§ **TAREFAS A CUMPRIR**:
A - Segundo o texto sobre a ofensiva neoliberal, por que alguns capitalistas lucram com a crise? Responda em até três frases.
B - Copie do texto sobre a ofensiva neoliberal tudo o que vai de "Regime de capitalização" até "ofensiva global predatória.".

§ **TRECHO DO DOCUMENTO**:
----------

Regime de capitalização entrega cada um à sua própria sorte
O capitalismo precisa se reinventar. Essa é a função das crises que movem o modo de produção capitalista. Nessa crise profunda e prolongada, ao invés de se reinventar – como na crise do fim do século XIX (1870) ou a crise do entre guerras (1929) – o capitalismo faz uma ofensiva global predatória.
A agenda da ofensiva neoliberal global se concentra na apropriação privada dos bens da natureza e na ofensiva sobre os direitos conquistados históricamente pela classe trabalhadora. Na liberalização total do Capital, com a privatização de empresas estatais, privatização dos serviços públicos e dos sistemas de proteção social. Ofensiva essa que necessita de um novo ordenamento jurídico de defesa dos direitos do capital em detrimento aos direitos dos trabalhadores. A América Latina e o Brasil são estratégicos para essa agenda ser realizada.
Na crise nem todos perdem, alguns capitalistas lucram muito com ela, não sendo a agenda neoliberal uma rota de saída dessas contradições, mas sua intensificação. Como lembram Pedro Rossi, Esther Dweck e Ana Luíza Matos de Oliveira em seu livro sobre a política de austeridade, com a recessão e desemprego esses capitalistas garantem a redução das pressões salariais e ampliação de seus ganhos; com o corte de gastos e a redução das obrigações sociais garantem espaço para futuros cortes de impostos das empresas e das elites econômicas e; com a redução da quantidade e da qualidade dos serviços públicos aumenta a demanda de parte da população por serviços privados em setores como educação e saúde, o que aumenta os espaços de acumulação de lucro privado.
Por parte dos próprios intelectuais da direita a previsão é de uma nova recessão mundial, não se vislumbra a retomada das taxas de lucro mundiais a médio prazo. Há lacunas no debate econômico, que se manisfesta, por exemplo, no questionamento por parte de economistas ortodoxos sobre a eficiência da política macroeconomica de austeridade.

----------

§ **LINHAS DE DADOS**:
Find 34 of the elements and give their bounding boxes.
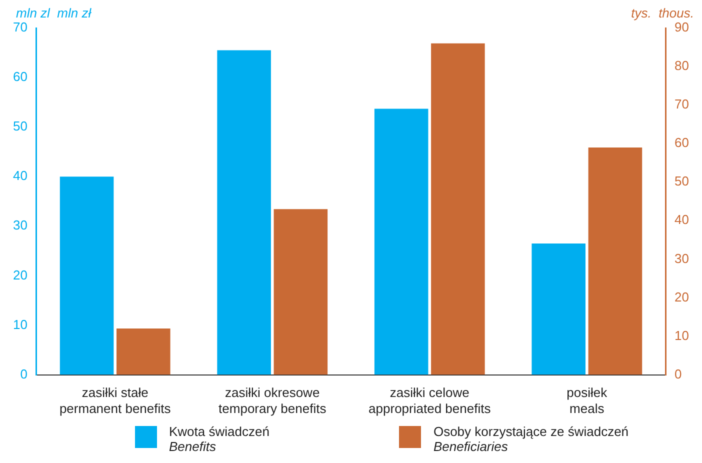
y-tick-label: 60 [12, 69, 28, 84]
bar [588, 147, 642, 375]
bar [116, 328, 170, 375]
y-tick-label: 10 [12, 316, 28, 332]
y2-tick-label: 0 [674, 366, 682, 382]
x-tick-label: posiłek meals [566, 385, 608, 416]
bar [274, 209, 328, 375]
y-tick-label: 70 [12, 20, 28, 35]
bar [431, 43, 485, 375]
y2-tick-label: 80 [674, 58, 690, 74]
legend-label: Osoby korzystające ze świadczeń Beneficiaries [433, 424, 629, 454]
y-tick-label: 20 [12, 267, 28, 282]
bar [217, 50, 271, 375]
x-tick-label: zasiłki stałe permanent benefits [59, 385, 172, 416]
y-tick-label: 40 [12, 168, 28, 184]
y2-axis-title: tys. thous. [631, 6, 694, 21]
y2-tick-label: 30 [674, 250, 690, 266]
x-tick-label: zasiłki okresowe temporary benefits [218, 385, 327, 416]
y-tick-label: 30 [12, 218, 28, 233]
y-axis-title: mln zl mln zł [16, 6, 92, 21]
y2-tick-label: 20 [674, 289, 690, 304]
y-tick-label: 50 [12, 118, 28, 134]
legend-label: Kwota świadczeń Benefits [169, 424, 270, 454]
y2-tick-label: 60 [674, 135, 690, 150]
y2-tick-label: 70 [674, 96, 690, 112]
y2-tick-label: 50 [674, 174, 690, 189]
bar [374, 108, 428, 375]
y2-tick-label: 90 [674, 20, 690, 35]
bar [532, 244, 586, 375]
x-tick-label: zasiłki celowe appropriated benefits [368, 385, 492, 416]
y2-tick-label: 10 [674, 328, 690, 343]
y-tick-label: 0 [20, 366, 28, 382]
y2-tick-label: 40 [674, 212, 690, 228]
bar [60, 176, 114, 375]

----------

§ **RESPOSTAS POR TAREFA**:
A - Com a recessão e o desemprego, esses capitalistas garantem a redução das pressões salariais e a ampliação de seus ganhos. O corte de gastos e a redução das obrigações sociais abrem espaço para futuros cortes de impostos das empresas e das elites econômicas. A redução da quantidade e da qualidade dos serviços públicos aumenta a demanda por serviços privados em setores como educação e saúde, o que amplia os espaços de acumulação de lucro privado.

B -
Regime de capitalização entrega cada um à sua própria sorte
O capitalismo precisa se reinventar. Essa é a função das crises que movem o modo de produção capitalista. Nessa crise profunda e prolongada, ao invés de se reinventar – como na crise do fim do século XIX (1870) ou a crise do entre guerras (1929) – o capitalismo faz uma ofensiva global predatória.